> _STATED TASK_
Would you restate all the data that follows, word for word?

> _MATERIAL_
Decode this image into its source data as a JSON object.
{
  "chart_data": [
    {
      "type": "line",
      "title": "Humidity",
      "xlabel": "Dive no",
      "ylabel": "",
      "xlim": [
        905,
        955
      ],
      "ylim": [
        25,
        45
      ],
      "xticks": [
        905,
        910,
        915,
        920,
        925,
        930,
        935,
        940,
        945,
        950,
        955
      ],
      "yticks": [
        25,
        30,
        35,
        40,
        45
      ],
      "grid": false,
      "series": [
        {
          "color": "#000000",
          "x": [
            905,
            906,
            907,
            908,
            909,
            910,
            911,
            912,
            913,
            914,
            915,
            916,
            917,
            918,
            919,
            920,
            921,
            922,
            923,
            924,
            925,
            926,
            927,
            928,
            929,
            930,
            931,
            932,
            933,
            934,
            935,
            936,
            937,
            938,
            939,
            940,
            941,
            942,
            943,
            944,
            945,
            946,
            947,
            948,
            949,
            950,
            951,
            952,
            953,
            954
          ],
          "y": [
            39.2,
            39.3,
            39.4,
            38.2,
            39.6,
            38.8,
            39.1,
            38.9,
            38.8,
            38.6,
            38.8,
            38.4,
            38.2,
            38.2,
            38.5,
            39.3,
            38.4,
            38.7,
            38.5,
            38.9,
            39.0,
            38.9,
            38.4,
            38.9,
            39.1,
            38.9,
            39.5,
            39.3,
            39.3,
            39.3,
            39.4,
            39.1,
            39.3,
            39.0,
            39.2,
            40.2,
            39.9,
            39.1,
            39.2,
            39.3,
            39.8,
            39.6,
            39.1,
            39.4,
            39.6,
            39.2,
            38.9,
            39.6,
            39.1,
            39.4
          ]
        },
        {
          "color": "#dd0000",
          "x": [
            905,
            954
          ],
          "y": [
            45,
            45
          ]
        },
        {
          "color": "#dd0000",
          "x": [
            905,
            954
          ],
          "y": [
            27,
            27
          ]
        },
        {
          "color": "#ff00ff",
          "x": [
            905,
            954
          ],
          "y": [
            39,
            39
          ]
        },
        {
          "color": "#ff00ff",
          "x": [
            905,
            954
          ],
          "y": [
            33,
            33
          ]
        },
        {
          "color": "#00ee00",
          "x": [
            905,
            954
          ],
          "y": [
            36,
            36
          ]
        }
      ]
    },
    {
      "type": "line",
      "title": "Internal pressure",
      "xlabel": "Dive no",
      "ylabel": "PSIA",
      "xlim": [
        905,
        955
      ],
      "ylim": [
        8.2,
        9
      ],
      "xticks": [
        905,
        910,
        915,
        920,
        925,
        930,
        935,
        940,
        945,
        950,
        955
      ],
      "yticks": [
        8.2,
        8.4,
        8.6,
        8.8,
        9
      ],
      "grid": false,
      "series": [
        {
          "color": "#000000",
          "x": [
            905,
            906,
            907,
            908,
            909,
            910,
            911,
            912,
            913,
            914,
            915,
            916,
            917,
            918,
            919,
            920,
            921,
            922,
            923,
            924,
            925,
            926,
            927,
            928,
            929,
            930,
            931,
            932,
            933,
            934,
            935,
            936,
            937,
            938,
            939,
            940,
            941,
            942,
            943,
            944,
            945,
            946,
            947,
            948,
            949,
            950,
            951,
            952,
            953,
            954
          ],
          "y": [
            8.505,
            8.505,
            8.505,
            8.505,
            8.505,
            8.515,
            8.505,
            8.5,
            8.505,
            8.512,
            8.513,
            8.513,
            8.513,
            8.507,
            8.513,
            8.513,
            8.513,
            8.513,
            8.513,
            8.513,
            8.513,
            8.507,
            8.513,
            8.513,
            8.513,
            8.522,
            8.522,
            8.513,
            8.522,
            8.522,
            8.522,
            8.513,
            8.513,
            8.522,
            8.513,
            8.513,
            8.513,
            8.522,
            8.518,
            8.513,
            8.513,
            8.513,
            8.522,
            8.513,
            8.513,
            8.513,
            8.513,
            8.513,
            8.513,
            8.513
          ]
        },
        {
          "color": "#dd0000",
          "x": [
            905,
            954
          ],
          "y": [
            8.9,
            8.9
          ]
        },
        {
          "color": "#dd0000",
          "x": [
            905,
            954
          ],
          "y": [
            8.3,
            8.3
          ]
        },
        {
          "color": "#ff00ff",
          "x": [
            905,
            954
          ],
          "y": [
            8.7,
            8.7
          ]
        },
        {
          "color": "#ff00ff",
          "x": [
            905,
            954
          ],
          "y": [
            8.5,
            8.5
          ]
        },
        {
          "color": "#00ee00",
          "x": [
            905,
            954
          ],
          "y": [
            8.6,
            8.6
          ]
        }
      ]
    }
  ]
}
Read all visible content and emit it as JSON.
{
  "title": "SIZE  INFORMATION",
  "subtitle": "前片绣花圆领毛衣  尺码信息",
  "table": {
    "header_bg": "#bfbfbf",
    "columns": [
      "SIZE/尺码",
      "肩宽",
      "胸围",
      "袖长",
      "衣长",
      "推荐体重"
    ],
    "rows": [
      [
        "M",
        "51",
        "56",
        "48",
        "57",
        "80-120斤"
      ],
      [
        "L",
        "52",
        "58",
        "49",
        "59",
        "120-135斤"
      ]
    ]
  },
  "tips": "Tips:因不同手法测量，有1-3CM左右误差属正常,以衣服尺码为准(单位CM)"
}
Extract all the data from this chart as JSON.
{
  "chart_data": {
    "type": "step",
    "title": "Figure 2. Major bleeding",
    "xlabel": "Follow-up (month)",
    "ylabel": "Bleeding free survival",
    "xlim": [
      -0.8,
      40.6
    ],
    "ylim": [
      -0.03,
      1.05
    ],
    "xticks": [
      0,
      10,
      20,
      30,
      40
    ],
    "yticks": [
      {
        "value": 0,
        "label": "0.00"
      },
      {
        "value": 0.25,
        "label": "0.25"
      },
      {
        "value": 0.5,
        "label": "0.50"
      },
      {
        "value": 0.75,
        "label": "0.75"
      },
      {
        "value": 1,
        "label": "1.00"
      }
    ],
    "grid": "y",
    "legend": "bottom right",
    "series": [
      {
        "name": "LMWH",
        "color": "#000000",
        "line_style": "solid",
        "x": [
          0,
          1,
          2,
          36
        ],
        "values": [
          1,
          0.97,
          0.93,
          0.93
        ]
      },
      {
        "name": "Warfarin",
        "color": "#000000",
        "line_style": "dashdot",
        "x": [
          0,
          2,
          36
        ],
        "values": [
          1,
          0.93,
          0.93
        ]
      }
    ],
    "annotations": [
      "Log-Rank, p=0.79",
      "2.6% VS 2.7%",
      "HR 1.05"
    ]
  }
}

> _SOLVED PROBLEM_
Decode this image into its source data as a JSON object.
{
  "chart_data": [
    {
      "type": "line",
      "title": "Humidity",
      "xlabel": "Dive no",
      "ylabel": "",
      "xlim": [
        905,
        955
      ],
      "ylim": [
        25,
        45
      ],
      "xticks": [
        905,
        910,
        915,
        920,
        925,
        930,
        935,
        940,
        945,
        950,
        955
      ],
      "yticks": [
        25,
        30,
        35,
        40,
        45
      ],
      "grid": false,
      "series": [
        {
          "color": "#000000",
          "x": [
            905,
            906,
            907,
            908,
            909,
            910,
            911,
            912,
            913,
            914,
            915,
            916,
            917,
            918,
            919,
            920,
            921,
            922,
            923,
            924,
            925,
            926,
            927,
            928,
            929,
            930,
            931,
            932,
            933,
            934,
            935,
            936,
            937,
            938,
            939,
            940,
            941,
            942,
            943,
            944,
            945,
            946,
            947,
            948,
            949,
            950,
            951,
            952,
            953,
            954
          ],
          "y": [
            39.2,
            39.3,
            39.4,
            38.2,
            39.6,
            38.8,
            39.1,
            38.9,
            38.8,
            38.6,
            38.8,
            38.4,
            38.2,
            38.2,
            38.5,
            39.3,
            38.4,
            38.7,
            38.5,
            38.9,
            39.0,
            38.9,
            38.4,
            38.9,
            39.1,
            38.9,
            39.5,
            39.3,
            39.3,
            39.3,
            39.4,
            39.1,
            39.3,
            39.0,
            39.2,
            40.2,
            39.9,
            39.1,
            39.2,
            39.3,
            39.8,
            39.6,
            39.1,
            39.4,
            39.6,
            39.2,
            38.9,
            39.6,
            39.1,
            39.4
          ]
        },
        {
          "color": "#dd0000",
          "x": [
            905,
            954
          ],
          "y": [
            45,
            45
          ]
        },
        {
          "color": "#dd0000",
          "x": [
            905,
            954
          ],
          "y": [
            27,
            27
          ]
        },
        {
          "color": "#ff00ff",
          "x": [
            905,
            954
          ],
          "y": [
            39,
            39
          ]
        },
        {
          "color": "#ff00ff",
          "x": [
            905,
            954
          ],
          "y": [
            33,
            33
          ]
        },
        {
          "color": "#00ee00",
          "x": [
            905,
            954
          ],
          "y": [
            36,
            36
          ]
        }
      ]
    },
    {
      "type": "line",
      "title": "Internal pressure",
      "xlabel": "Dive no",
      "ylabel": "PSIA",
      "xlim": [
        905,
        955
      ],
      "ylim": [
        8.2,
        9
      ],
      "xticks": [
        905,
        910,
        915,
        920,
        925,
        930,
        935,
        940,
        945,
        950,
        955
      ],
      "yticks": [
        8.2,
        8.4,
        8.6,
        8.8,
        9
      ],
      "grid": false,
      "series": [
        {
          "color": "#000000",
          "x": [
            905,
            906,
            907,
            908,
            909,
            910,
            911,
            912,
            913,
            914,
            915,
            916,
            917,
            918,
            919,
            920,
            921,
            922,
            923,
            924,
            925,
            926,
            927,
            928,
            929,
            930,
            931,
            932,
            933,
            934,
            935,
            936,
            937,
            938,
            939,
            940,
            941,
            942,
            943,
            944,
            945,
            946,
            947,
            948,
            949,
            950,
            951,
            952,
            953,
            954
          ],
          "y": [
            8.505,
            8.505,
            8.505,
            8.505,
            8.505,
            8.515,
            8.505,
            8.5,
            8.505,
            8.512,
            8.513,
            8.513,
            8.513,
            8.507,
            8.513,
            8.513,
            8.513,
            8.513,
            8.513,
            8.513,
            8.513,
            8.507,
            8.513,
            8.513,
            8.513,
            8.522,
            8.522,
            8.513,
            8.522,
            8.522,
            8.522,
            8.513,
            8.513,
            8.522,
            8.513,
            8.513,
            8.513,
            8.522,
            8.518,
            8.513,
            8.513,
            8.513,
            8.522,
            8.513,
            8.513,
            8.513,
            8.513,
            8.513,
            8.513,
            8.513
          ]
        },
        {
          "color": "#dd0000",
          "x": [
            905,
            954
          ],
          "y": [
            8.9,
            8.9
          ]
        },
        {
          "color": "#dd0000",
          "x": [
            905,
            954
          ],
          "y": [
            8.3,
            8.3
          ]
        },
        {
          "color": "#ff00ff",
          "x": [
            905,
            954
          ],
          "y": [
            8.7,
            8.7
          ]
        },
        {
          "color": "#ff00ff",
          "x": [
            905,
            954
          ],
          "y": [
            8.5,
            8.5
          ]
        },
        {
          "color": "#00ee00",
          "x": [
            905,
            954
          ],
          "y": [
            8.6,
            8.6
          ]
        }
      ]
    }
  ]
}
Read all visible content and emit it as JSON.
{
  "title": "SIZE  INFORMATION",
  "subtitle": "前片绣花圆领毛衣  尺码信息",
  "table": {
    "header_bg": "#bfbfbf",
    "columns": [
      "SIZE/尺码",
      "肩宽",
      "胸围",
      "袖长",
      "衣长",
      "推荐体重"
    ],
    "rows": [
      [
        "M",
        "51",
        "56",
        "48",
        "57",
        "80-120斤"
      ],
      [
        "L",
        "52",
        "58",
        "49",
        "59",
        "120-135斤"
      ]
    ]
  },
  "tips": "Tips:因不同手法测量，有1-3CM左右误差属正常,以衣服尺码为准(单位CM)"
}
Extract all the data from this chart as JSON.
{
  "chart_data": {
    "type": "step",
    "title": "Figure 2. Major bleeding",
    "xlabel": "Follow-up (month)",
    "ylabel": "Bleeding free survival",
    "xlim": [
      -0.8,
      40.6
    ],
    "ylim": [
      -0.03,
      1.05
    ],
    "xticks": [
      0,
      10,
      20,
      30,
      40
    ],
    "yticks": [
      {
        "value": 0,
        "label": "0.00"
      },
      {
        "value": 0.25,
        "label": "0.25"
      },
      {
        "value": 0.5,
        "label": "0.50"
      },
      {
        "value": 0.75,
        "label": "0.75"
      },
      {
        "value": 1,
        "label": "1.00"
      }
    ],
    "grid": "y",
    "legend": "bottom right",
    "series": [
      {
        "name": "LMWH",
        "color": "#000000",
        "line_style": "solid",
        "x": [
          0,
          1,
          2,
          36
        ],
        "values": [
          1,
          0.97,
          0.93,
          0.93
        ]
      },
      {
        "name": "Warfarin",
        "color": "#000000",
        "line_style": "dashdot",
        "x": [
          0,
          2,
          36
        ],
        "values": [
          1,
          0.93,
          0.93
        ]
      }
    ],
    "annotations": [
      "Log-Rank, p=0.79",
      "2.6% VS 2.7%",
      "HR 1.05"
    ]
  }
}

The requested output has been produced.